Task instructions |
Each line that includes the string "attitude" counts once; give the total and nothing else.

[Stored records]
···
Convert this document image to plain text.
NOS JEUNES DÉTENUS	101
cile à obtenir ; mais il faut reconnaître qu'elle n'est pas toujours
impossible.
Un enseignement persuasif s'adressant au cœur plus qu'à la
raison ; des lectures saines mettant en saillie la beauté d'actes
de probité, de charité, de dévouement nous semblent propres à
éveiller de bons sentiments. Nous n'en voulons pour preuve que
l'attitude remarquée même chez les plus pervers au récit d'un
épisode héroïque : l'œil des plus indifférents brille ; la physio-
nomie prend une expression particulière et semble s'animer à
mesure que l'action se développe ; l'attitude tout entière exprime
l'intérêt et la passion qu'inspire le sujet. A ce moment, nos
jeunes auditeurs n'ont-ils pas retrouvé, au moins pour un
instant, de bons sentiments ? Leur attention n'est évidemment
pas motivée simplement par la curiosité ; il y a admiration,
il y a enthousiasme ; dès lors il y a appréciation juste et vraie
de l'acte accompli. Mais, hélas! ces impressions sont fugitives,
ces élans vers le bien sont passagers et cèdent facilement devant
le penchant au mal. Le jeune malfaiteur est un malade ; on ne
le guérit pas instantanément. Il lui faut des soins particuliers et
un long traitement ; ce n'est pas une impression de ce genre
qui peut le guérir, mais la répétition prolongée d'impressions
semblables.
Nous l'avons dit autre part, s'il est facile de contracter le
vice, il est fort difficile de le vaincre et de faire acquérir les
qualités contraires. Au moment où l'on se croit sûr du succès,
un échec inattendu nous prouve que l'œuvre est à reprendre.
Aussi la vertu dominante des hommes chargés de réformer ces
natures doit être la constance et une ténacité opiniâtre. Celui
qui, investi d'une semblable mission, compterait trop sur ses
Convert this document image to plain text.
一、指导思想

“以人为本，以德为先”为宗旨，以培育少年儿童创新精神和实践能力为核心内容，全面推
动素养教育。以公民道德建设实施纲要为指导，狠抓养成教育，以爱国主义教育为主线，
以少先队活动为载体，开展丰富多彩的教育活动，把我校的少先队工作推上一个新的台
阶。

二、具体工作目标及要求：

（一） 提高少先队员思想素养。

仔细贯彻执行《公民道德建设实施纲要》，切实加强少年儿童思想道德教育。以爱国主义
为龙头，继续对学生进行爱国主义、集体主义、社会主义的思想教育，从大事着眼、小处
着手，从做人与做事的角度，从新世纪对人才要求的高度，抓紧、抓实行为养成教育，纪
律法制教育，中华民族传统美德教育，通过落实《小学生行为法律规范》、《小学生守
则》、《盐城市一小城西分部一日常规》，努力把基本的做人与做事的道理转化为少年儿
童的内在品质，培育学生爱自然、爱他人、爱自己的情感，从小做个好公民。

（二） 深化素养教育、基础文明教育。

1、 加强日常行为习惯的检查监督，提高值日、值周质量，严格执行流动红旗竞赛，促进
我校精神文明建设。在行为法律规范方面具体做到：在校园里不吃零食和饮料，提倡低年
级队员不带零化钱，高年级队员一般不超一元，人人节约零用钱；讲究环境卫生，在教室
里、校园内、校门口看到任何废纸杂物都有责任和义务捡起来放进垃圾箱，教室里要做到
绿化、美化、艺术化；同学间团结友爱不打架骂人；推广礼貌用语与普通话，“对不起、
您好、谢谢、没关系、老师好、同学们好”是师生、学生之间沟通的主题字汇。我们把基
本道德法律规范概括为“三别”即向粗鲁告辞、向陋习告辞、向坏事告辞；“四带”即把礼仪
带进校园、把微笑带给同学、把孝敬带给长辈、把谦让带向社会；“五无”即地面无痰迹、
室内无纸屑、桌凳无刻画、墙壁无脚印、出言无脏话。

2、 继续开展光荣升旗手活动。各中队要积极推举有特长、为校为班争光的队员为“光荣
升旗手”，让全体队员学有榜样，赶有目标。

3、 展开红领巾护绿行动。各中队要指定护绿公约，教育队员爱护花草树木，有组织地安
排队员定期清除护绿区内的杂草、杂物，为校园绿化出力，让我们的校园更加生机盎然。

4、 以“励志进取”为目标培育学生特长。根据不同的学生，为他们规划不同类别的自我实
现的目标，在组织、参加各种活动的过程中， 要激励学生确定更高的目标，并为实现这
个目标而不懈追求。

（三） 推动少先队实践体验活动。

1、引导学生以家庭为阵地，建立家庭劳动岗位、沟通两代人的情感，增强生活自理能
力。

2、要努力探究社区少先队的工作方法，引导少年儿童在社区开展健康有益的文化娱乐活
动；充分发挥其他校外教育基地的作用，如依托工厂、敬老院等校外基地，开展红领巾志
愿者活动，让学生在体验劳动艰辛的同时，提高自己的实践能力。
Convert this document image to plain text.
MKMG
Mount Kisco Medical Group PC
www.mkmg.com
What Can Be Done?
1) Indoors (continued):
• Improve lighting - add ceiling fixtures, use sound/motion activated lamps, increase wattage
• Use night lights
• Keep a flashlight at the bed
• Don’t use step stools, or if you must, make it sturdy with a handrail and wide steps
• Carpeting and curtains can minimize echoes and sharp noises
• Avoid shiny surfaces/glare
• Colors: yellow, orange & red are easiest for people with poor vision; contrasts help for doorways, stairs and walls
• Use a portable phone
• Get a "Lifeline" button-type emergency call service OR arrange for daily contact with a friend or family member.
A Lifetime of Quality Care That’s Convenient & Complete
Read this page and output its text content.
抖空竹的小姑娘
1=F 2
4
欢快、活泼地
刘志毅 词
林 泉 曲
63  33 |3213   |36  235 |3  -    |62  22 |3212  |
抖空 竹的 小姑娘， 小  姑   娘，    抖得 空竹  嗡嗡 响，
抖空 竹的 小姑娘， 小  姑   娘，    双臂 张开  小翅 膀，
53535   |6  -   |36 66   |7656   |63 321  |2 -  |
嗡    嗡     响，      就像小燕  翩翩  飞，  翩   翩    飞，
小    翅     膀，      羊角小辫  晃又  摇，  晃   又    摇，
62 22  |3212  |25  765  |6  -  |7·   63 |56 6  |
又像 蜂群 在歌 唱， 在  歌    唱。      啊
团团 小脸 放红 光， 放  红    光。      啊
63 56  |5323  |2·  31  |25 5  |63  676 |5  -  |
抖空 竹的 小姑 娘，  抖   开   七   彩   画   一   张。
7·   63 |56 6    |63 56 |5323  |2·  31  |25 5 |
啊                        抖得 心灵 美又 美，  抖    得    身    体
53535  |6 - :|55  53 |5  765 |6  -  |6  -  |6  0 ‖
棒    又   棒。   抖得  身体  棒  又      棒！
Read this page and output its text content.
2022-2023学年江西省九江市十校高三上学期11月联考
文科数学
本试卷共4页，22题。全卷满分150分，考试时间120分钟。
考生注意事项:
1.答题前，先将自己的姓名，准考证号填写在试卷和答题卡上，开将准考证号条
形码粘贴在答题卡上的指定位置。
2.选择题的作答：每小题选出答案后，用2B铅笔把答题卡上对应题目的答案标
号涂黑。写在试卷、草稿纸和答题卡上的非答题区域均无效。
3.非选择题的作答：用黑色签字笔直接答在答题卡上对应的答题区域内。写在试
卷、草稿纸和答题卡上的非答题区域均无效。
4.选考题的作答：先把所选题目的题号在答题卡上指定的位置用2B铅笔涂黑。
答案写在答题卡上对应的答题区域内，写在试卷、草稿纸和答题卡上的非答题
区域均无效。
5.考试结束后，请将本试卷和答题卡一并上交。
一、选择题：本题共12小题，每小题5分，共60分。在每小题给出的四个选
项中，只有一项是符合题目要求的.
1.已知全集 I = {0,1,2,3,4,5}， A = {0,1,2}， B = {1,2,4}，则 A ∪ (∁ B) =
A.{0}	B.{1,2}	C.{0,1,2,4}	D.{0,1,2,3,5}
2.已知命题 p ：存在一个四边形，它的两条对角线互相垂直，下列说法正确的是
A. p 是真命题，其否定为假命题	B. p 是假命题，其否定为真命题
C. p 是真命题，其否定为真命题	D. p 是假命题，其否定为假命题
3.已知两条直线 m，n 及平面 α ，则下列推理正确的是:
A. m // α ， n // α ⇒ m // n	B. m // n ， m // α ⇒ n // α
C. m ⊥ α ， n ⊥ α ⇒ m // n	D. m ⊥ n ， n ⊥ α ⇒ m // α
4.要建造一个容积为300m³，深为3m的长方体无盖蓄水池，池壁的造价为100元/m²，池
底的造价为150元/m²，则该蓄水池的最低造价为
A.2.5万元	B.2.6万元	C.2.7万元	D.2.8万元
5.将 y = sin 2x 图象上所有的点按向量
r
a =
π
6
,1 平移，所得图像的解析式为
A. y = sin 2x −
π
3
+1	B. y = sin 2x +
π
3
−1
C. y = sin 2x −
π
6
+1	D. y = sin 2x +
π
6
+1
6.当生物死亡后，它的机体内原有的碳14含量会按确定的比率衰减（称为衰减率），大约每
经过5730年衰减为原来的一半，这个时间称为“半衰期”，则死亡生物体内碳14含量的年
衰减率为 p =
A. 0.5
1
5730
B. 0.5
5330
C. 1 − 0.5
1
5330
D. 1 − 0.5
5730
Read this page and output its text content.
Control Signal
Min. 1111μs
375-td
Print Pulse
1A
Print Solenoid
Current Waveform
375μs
···
Answer to this problem |
2